Every line below should be repeated exactly.

======== STORED RECORDS

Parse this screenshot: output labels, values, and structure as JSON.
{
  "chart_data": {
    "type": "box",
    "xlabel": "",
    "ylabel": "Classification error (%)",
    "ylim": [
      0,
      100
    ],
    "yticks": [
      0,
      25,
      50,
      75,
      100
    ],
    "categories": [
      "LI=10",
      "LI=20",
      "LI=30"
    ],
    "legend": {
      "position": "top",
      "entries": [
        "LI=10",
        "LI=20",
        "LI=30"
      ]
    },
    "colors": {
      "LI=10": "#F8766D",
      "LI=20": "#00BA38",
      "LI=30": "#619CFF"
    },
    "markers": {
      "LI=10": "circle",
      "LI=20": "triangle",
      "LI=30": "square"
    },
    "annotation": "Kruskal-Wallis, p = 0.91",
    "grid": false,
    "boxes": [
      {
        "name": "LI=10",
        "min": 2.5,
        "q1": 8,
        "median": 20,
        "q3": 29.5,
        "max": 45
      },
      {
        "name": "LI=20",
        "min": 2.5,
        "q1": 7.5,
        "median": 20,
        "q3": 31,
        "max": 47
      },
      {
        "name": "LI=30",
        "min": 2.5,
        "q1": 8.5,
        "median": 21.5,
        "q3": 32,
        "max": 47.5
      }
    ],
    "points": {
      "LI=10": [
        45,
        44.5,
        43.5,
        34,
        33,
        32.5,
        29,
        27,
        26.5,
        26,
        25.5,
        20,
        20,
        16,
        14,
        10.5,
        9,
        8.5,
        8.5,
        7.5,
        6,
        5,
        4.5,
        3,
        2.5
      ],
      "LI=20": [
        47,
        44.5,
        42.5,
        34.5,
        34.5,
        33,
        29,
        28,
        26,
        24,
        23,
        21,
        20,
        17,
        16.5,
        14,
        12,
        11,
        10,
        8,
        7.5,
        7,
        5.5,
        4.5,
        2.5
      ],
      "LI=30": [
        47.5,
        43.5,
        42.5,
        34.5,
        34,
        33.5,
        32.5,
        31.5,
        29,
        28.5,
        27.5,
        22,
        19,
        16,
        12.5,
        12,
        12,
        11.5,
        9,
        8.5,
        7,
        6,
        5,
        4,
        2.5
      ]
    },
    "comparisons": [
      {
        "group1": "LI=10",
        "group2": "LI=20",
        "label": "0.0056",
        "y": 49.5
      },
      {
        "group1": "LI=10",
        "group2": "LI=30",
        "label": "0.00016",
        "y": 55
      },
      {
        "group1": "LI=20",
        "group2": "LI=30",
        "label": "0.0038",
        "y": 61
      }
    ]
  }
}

================

WORKED ANSWER:
Parse this screenshot: output labels, values, and structure as JSON.
{
  "chart_data": {
    "type": "box",
    "xlabel": "",
    "ylabel": "Classification error (%)",
    "ylim": [
      0,
      100
    ],
    "yticks": [
      0,
      25,
      50,
      75,
      100
    ],
    "categories": [
      "LI=10",
      "LI=20",
      "LI=30"
    ],
    "legend": {
      "position": "top",
      "entries": [
        "LI=10",
        "LI=20",
        "LI=30"
      ]
    },
    "colors": {
      "LI=10": "#F8766D",
      "LI=20": "#00BA38",
      "LI=30": "#619CFF"
    },
    "markers": {
      "LI=10": "circle",
      "LI=20": "triangle",
      "LI=30": "square"
    },
    "annotation": "Kruskal-Wallis, p = 0.91",
    "grid": false,
    "boxes": [
      {
        "name": "LI=10",
        "min": 2.5,
        "q1": 8,
        "median": 20,
        "q3": 29.5,
        "max": 45
      },
      {
        "name": "LI=20",
        "min": 2.5,
        "q1": 7.5,
        "median": 20,
        "q3": 31,
        "max": 47
      },
      {
        "name": "LI=30",
        "min": 2.5,
        "q1": 8.5,
        "median": 21.5,
        "q3": 32,
        "max": 47.5
      }
    ],
    "points": {
      "LI=10": [
        45,
        44.5,
        43.5,
        34,
        33,
        32.5,
        29,
        27,
        26.5,
        26,
        25.5,
        20,
        20,
        16,
        14,
        10.5,
        9,
        8.5,
        8.5,
        7.5,
        6,
        5,
        4.5,
        3,
        2.5
      ],
      "LI=20": [
        47,
        44.5,
        42.5,
        34.5,
        34.5,
        33,
        29,
        28,
        26,
        24,
        23,
        21,
        20,
        17,
        16.5,
        14,
        12,
        11,
        10,
        8,
        7.5,
        7,
        5.5,
        4.5,
        2.5
      ],
      "LI=30": [
        47.5,
        43.5,
        42.5,
        34.5,
        34,
        33.5,
        32.5,
        31.5,
        29,
        28.5,
        27.5,
        22,
        19,
        16,
        12.5,
        12,
        12,
        11.5,
        9,
        8.5,
        7,
        6,
        5,
        4,
        2.5
      ]
    },
    "comparisons": [
      {
        "group1": "LI=10",
        "group2": "LI=20",
        "label": "0.0056",
        "y": 49.5
      },
      {
        "group1": "LI=10",
        "group2": "LI=30",
        "label": "0.00016",
        "y": 55
      },
      {
        "group1": "LI=20",
        "group2": "LI=30",
        "label": "0.0038",
        "y": 61
      }
    ]
  }
}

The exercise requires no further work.